## [Directive]
Identify the lines holding "figure" and copy them.

---------- Data provided

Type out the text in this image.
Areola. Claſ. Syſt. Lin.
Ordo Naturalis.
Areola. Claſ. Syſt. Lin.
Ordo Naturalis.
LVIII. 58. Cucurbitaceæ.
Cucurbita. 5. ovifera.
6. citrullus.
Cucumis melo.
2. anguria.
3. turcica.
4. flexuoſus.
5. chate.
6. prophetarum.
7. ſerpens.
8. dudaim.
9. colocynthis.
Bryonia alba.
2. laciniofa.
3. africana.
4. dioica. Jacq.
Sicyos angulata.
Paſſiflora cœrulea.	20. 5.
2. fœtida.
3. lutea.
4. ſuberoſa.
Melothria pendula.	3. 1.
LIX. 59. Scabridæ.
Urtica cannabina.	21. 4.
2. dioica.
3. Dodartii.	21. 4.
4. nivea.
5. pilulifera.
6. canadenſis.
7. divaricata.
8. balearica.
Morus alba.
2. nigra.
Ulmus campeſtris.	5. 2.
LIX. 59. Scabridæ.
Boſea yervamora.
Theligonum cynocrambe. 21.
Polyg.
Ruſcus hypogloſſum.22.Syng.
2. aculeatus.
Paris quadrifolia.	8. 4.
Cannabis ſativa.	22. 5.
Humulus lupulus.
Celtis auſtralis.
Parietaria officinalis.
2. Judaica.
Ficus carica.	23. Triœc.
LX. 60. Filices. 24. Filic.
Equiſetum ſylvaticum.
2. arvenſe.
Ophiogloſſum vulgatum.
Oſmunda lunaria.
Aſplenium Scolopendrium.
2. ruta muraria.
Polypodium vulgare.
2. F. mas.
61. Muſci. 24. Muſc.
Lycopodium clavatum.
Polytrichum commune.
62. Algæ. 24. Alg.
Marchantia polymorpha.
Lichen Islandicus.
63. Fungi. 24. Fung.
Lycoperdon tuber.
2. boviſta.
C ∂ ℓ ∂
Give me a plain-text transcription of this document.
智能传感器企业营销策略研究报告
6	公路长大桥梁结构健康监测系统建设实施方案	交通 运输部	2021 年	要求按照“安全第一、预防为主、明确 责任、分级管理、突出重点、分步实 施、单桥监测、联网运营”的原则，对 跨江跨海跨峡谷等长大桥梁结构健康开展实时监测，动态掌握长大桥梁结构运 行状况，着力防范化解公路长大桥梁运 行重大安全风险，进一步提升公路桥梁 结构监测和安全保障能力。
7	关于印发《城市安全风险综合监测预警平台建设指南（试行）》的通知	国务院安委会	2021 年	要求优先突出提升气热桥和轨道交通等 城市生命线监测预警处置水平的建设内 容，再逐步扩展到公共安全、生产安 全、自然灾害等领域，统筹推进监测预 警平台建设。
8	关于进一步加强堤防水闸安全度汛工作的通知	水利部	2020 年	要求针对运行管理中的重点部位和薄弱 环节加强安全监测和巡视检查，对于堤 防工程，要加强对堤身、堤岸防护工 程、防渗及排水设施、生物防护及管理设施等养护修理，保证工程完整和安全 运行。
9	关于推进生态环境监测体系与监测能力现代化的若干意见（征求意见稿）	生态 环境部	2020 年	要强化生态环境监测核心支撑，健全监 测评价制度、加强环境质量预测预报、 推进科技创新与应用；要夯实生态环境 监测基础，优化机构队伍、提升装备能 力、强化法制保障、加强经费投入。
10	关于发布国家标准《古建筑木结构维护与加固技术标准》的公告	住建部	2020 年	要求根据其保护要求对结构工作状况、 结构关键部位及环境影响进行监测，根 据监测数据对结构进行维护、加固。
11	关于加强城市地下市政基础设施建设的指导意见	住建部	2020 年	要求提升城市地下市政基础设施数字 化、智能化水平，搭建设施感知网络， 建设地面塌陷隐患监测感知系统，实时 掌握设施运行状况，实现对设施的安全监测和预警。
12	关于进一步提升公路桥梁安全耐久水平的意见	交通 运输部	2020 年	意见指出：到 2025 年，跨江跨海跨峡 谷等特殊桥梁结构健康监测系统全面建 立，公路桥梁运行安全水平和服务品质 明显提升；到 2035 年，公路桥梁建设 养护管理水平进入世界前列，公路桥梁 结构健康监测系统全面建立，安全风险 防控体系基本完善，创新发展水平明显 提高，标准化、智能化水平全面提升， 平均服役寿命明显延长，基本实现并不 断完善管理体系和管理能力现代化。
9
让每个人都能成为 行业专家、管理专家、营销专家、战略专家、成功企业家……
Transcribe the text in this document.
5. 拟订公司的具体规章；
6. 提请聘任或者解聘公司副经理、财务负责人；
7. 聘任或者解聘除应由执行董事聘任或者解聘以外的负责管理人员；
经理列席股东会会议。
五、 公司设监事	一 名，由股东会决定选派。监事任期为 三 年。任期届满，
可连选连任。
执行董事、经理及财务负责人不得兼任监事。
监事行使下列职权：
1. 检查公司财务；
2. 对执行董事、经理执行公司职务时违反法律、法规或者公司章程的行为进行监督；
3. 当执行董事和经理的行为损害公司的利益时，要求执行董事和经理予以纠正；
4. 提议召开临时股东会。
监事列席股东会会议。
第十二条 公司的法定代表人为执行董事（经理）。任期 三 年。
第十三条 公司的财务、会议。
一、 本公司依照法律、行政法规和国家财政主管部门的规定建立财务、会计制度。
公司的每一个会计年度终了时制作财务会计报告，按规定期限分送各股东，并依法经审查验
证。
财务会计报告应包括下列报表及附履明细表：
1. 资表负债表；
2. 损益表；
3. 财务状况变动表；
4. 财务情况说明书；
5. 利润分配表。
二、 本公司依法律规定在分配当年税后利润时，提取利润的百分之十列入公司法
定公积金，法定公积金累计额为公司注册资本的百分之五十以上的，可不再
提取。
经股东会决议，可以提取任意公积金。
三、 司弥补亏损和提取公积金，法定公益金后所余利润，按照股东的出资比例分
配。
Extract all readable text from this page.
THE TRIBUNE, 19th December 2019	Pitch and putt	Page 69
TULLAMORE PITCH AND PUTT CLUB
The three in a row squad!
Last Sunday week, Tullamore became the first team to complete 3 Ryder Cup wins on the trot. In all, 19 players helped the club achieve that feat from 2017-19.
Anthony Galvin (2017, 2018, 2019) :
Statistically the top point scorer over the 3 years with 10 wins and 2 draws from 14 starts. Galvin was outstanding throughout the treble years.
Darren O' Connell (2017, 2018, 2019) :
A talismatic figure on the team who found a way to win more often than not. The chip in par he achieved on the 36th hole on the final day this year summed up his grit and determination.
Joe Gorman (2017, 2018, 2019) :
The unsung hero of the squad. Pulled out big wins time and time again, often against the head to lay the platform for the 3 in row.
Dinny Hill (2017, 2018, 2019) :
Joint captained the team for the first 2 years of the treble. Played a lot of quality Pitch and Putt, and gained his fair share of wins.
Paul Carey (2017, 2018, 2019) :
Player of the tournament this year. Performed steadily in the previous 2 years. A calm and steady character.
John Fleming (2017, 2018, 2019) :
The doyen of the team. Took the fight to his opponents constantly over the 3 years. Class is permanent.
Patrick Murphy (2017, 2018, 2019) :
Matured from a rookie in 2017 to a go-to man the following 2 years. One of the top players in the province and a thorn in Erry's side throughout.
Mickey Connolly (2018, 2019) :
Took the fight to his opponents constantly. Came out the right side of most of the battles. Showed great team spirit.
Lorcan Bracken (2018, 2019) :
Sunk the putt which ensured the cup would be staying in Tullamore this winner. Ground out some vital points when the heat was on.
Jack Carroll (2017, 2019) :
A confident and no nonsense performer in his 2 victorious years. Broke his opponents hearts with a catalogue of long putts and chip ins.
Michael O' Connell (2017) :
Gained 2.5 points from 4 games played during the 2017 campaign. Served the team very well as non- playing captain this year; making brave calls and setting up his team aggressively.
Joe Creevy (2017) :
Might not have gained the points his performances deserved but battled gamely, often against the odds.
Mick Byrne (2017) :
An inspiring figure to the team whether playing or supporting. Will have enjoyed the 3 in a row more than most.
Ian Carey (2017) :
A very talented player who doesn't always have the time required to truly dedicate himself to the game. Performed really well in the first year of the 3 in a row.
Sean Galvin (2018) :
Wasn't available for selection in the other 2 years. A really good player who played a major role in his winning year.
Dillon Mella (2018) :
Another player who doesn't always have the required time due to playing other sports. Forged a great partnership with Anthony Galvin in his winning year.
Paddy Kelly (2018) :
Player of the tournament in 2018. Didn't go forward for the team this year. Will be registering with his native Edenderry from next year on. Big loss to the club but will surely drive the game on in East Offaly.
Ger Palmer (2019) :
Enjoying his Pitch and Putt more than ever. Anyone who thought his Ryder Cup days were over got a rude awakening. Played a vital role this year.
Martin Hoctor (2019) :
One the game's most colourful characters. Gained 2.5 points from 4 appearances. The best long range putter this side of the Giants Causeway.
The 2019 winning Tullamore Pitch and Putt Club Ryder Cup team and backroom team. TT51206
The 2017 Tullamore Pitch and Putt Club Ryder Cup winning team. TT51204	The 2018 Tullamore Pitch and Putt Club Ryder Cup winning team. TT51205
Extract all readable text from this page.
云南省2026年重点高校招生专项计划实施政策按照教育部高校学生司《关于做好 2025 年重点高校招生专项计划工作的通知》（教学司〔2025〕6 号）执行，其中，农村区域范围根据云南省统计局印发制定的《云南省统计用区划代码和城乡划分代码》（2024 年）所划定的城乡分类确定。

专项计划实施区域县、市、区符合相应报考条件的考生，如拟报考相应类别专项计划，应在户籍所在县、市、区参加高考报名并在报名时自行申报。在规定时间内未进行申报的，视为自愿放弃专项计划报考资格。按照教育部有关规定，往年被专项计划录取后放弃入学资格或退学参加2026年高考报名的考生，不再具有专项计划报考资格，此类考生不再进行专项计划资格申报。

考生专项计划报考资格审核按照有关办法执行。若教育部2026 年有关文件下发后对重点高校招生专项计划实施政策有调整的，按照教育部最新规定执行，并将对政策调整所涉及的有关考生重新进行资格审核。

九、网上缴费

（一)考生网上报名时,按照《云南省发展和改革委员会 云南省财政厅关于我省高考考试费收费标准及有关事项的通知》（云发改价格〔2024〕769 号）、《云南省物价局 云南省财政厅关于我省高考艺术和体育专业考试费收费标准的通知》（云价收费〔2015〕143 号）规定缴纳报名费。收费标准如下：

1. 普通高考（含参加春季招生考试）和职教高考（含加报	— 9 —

--------------------

## [Exercise answer]
A talismatic figure on the team who found a way to win more often than not. The chip in par he achieved on the 36th hole on the final day this year summed up his grit and determination.
An inspiring figure to the team whether playing or supporting. Will have enjoyed the 3 in a row more than most.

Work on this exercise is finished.